§ JOB
Scan the lines below for "foamed"; report the number of lines that contain it, and only that.

[Data excerpts]
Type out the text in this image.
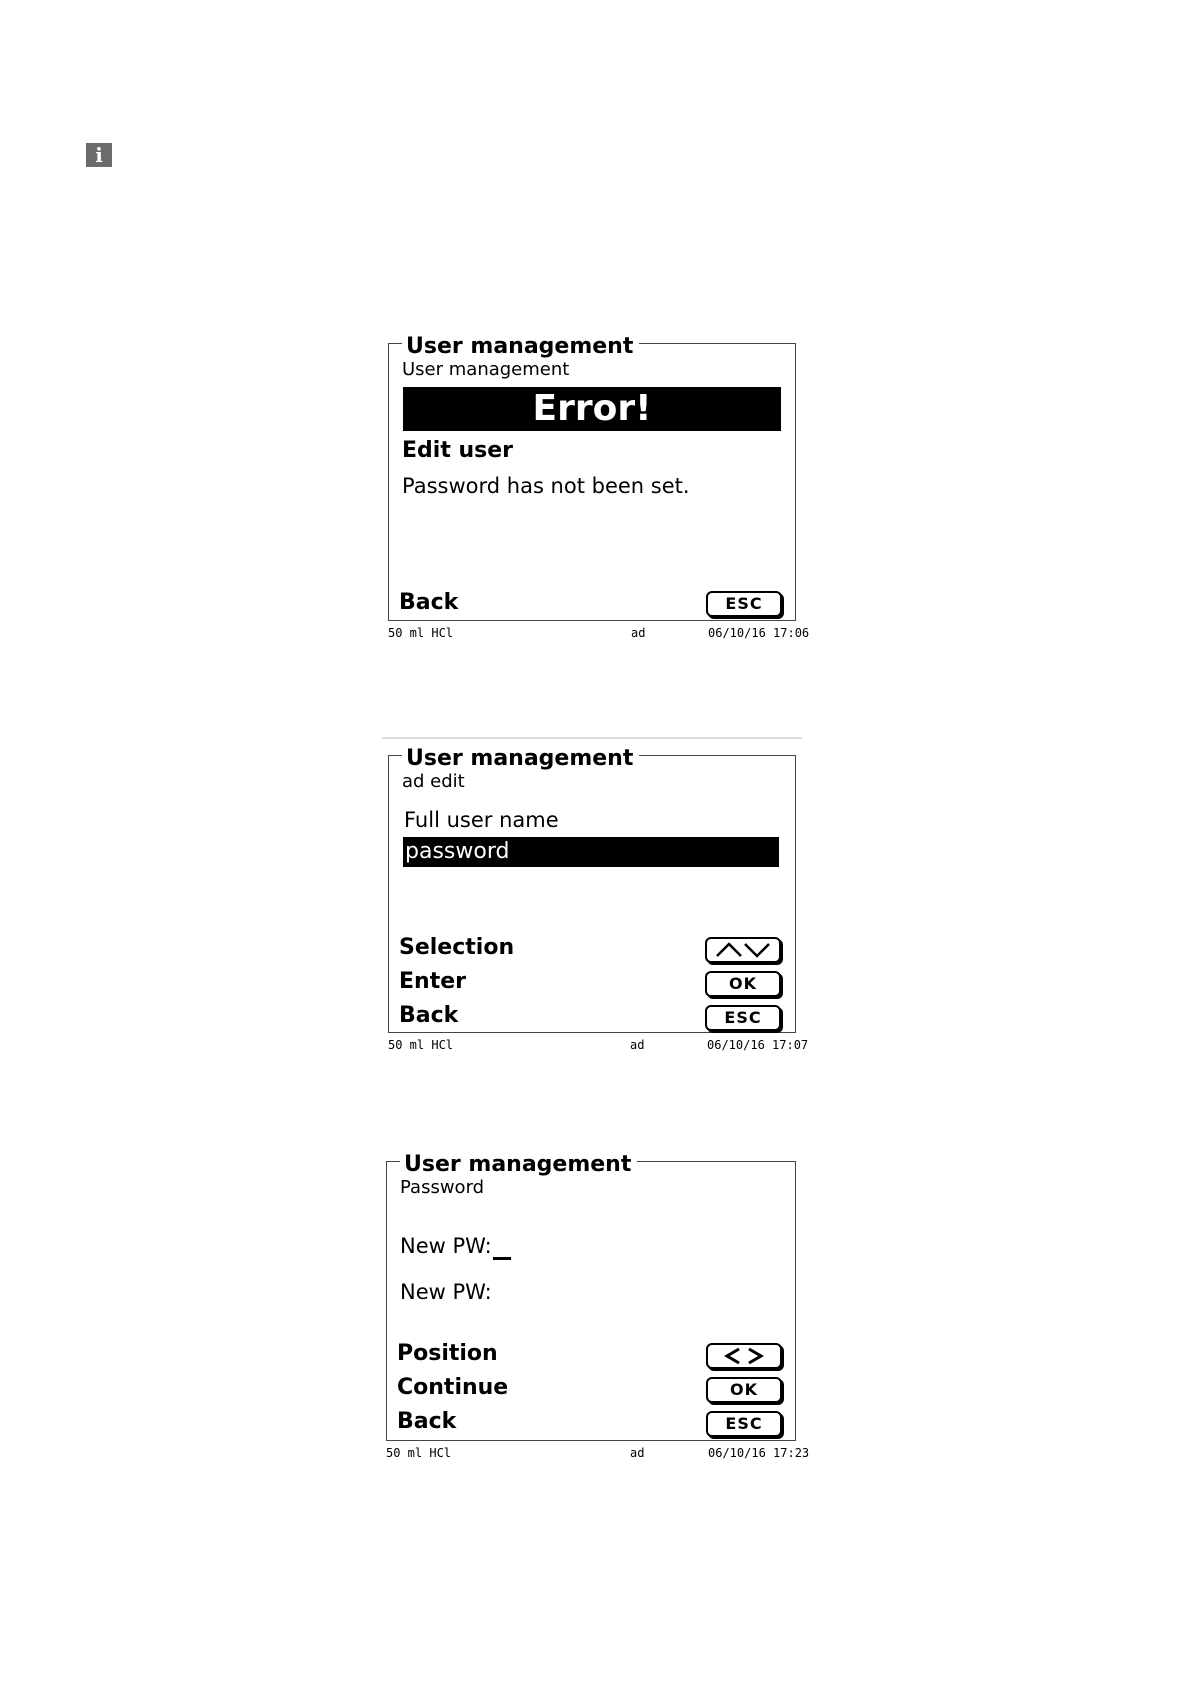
i
User management
User management
Error!
Edit user
Password has not been set.
Back	ESC
50 ml HCl	ad	06/10/16 17:06
User management
ad edit
Full user name
password
Selection
Enter	OK
Back	ESC
50 ml HCl	ad	06/10/16 17:07
User management
Password
New PW:
New PW:
Position
Continue	OK
Back	ESC
50 ml HCl	ad	06/10/16 17:23
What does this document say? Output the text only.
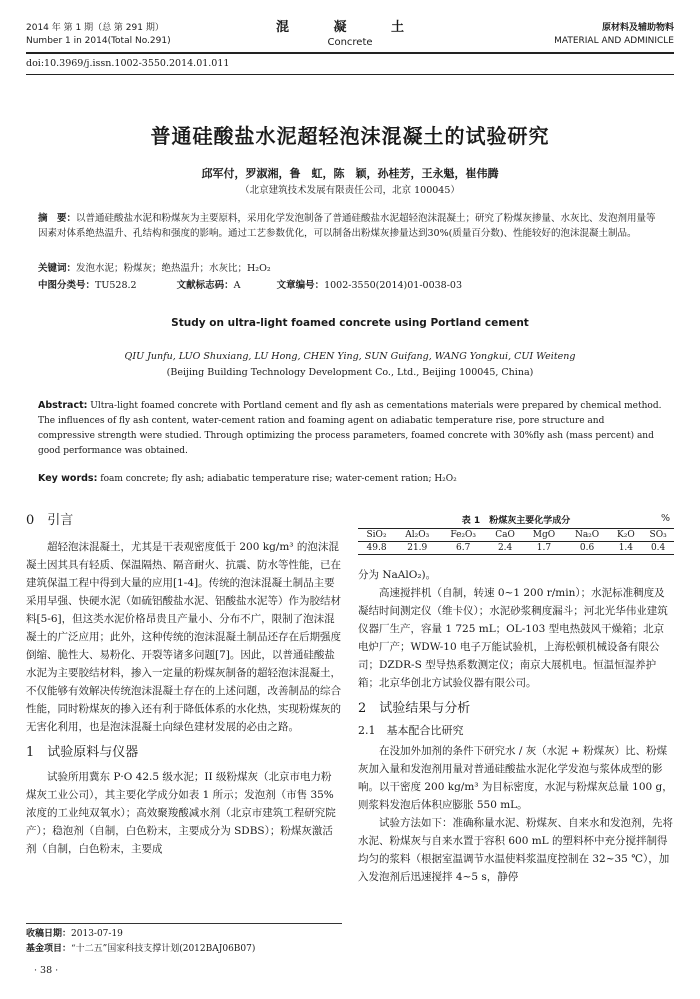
2014 年 第 1 期（总 第 291 期）
Number 1 in 2014(Total No.291)
混 凝 土
Concrete
原材料及辅助物料
MATERIAL AND ADMINICLE
doi:10.3969/j.issn.1002-3550.2014.01.011
普通硅酸盐水泥超轻泡沫混凝土的试验研究
邱军付，罗淑湘，鲁　虹，陈　颖，孙桂芳，王永魁，崔伟腾
（北京建筑技术发展有限责任公司，北京 100045）
摘　要：以普通硅酸盐水泥和粉煤灰为主要原料，采用化学发泡制备了普通硅酸盐水泥超轻泡沫混凝土；研究了粉煤灰掺量、水灰比、发泡剂用量等因素对体系绝热温升、孔结构和强度的影响。通过工艺参数优化，可以制备出粉煤灰掺量达到30%(质量百分数)、性能较好的泡沫混凝土制品。
关键词：发泡水泥；粉煤灰；绝热温升；水灰比；H₂O₂
中图分类号：TU528.2	文献标志码：A	文章编号：1002-3550(2014)01-0038-03
Study on ultra-light foamed concrete using Portland cement
QIU Junfu, LUO Shuxiang, LU Hong, CHEN Ying, SUN Guifang, WANG Yongkui, CUI Weiteng
(Beijing Building Technology Development Co., Ltd., Beijing 100045, China)
Abstract: Ultra-light foamed concrete with Portland cement and fly ash as cementations materials were prepared by chemical method. The influences of fly ash content, water-cement ration and foaming agent on adiabatic temperature rise, pore structure and compressive strength were studied. Through optimizing the process parameters, foamed concrete with 30%fly ash (mass percent) and good performance was obtained.
Key words: foam concrete; fly ash; adiabatic temperature rise; water-cement ration; H₂O₂
0　引言

超轻泡沫混凝土，尤其是干表观密度低于 200 kg/m³ 的泡沫混凝土因其具有轻质、保温隔热、隔音耐火、抗震、防水等性能，已在建筑保温工程中得到大量的应用[1-4]。传统的泡沫混凝土制品主要采用早强、快硬水泥（如硫铝酸盐水泥、铝酸盐水泥等）作为胶结材料[5-6]，但这类水泥价格昂贵且产量小、分布不广，限制了泡沫混凝土的广泛应用；此外，这种传统的泡沫混凝土制品还存在后期强度倒缩、脆性大、易粉化、开裂等诸多问题[7]。因此，以普通硅酸盐水泥为主要胶结材料，掺入一定量的粉煤灰制备的超轻泡沫混凝土，不仅能够有效解决传统泡沫混凝土存在的上述问题，改善制品的综合性能，同时粉煤灰的掺入还有利于降低体系的水化热，实现粉煤灰的无害化利用，也是泡沫混凝土向绿色建材发展的必由之路。

1　试验原料与仪器

试验所用冀东 P·O 42.5 级水泥；II 级粉煤灰（北京市电力粉煤灰工业公司），其主要化学成分如表 1 所示；发泡剂（市售 35%浓度的工业纯双氧水）；高效聚羧酸减水剂（北京市建筑工程研究院产）；稳泡剂（自制，白色粉末，主要成分为 SDBS）；粉煤灰激活剂（自制，白色粉末，主要成

收稿日期：2013-07-19
基金项目：“十二五”国家科技支撑计划(2012BAJ06B07)
· 38 ·
表 1　粉煤灰主要化学成分	%
SiO₂	Al₂O₃	Fe₂O₃	CaO	MgO	Na₂O	K₂O	SO₃
49.8	21.9	6.7	2.4	1.7	0.6	1.4	0.4

分为 NaAlO₂)。

高速搅拌机（自制，转速 0~1 200 r/min）；水泥标准稠度及凝结时间测定仪（维卡仪）；水泥砂浆稠度漏斗；河北光华伟业建筑仪器厂生产，容量 1 725 mL；OL-103 型电热鼓风干燥箱；北京电炉厂产；WDW-10 电子万能试验机，上海松顿机械设备有限公司；DZDR-S 型导热系数测定仪；南京大展机电。恒温恒湿养护箱；北京华创北方试验仪器有限公司。

2　试验结果与分析
2.1　基本配合比研究

在没加外加剂的条件下研究水 / 灰（水泥 + 粉煤灰）比、粉煤灰加入量和发泡剂用量对普通硅酸盐水泥化学发泡与浆体成型的影响。以干密度 200 kg/m³ 为目标密度，水泥与粉煤灰总量 100 g，则浆料发泡后体积应膨胀 550 mL。

试验方法如下：准确称量水泥、粉煤灰、自来水和发泡剂，先将水泥、粉煤灰与自来水置于容积 600 mL 的塑料杯中充分搅拌制得均匀的浆料（根据室温调节水温使料浆温度控制在 32~35 ℃），加入发泡剂后迅速搅拌 4~5 s，静停
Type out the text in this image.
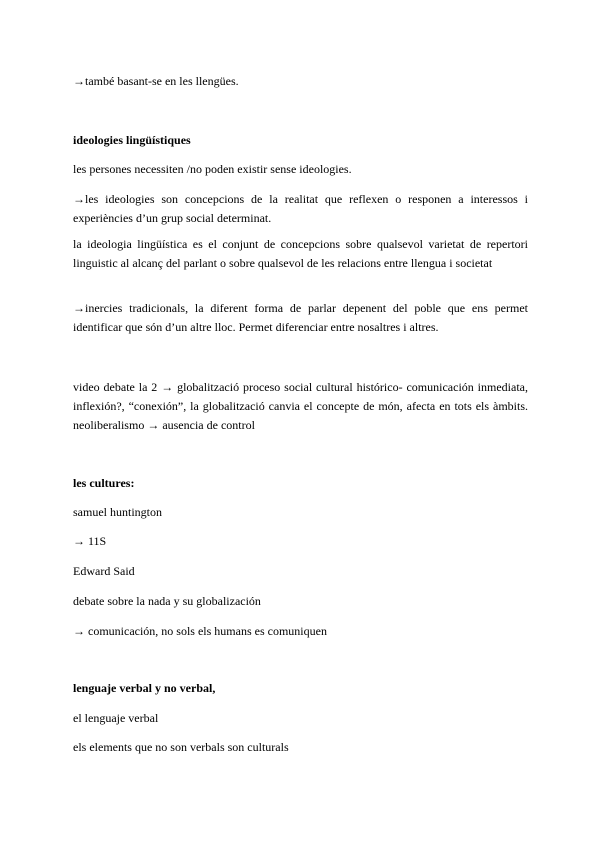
→també basant-se en les llengües.

ideologies lingüístiques

les persones necessiten /no poden existir sense ideologies.

→les ideologies son concepcions de la realitat que reflexen o responen a interessos i experiències d’un grup social determinat.

la ideologia lingüística es el conjunt de concepcions sobre qualsevol varietat de repertori linguistic al alcanç del parlant o sobre qualsevol de les relacions entre llengua i societat

→inercies tradicionals, la diferent forma de parlar depenent del poble que ens permet identificar que són d’un altre lloc. Permet diferenciar entre nosaltres i altres.

video debate la 2 → globalització proceso social cultural histórico- comunicación inmediata, inflexión?, “conexión”, la globalització canvia el concepte de món, afecta en tots els àmbits. neoliberalismo → ausencia de control

les cultures:

samuel huntington

→ 11S

Edward Said

debate sobre la nada y su globalización

→ comunicación, no sols els humans es comuniquen

lenguaje verbal y no verbal,

el lenguaje verbal

els elements que no son verbals son culturals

§ TASK OUTPUT
2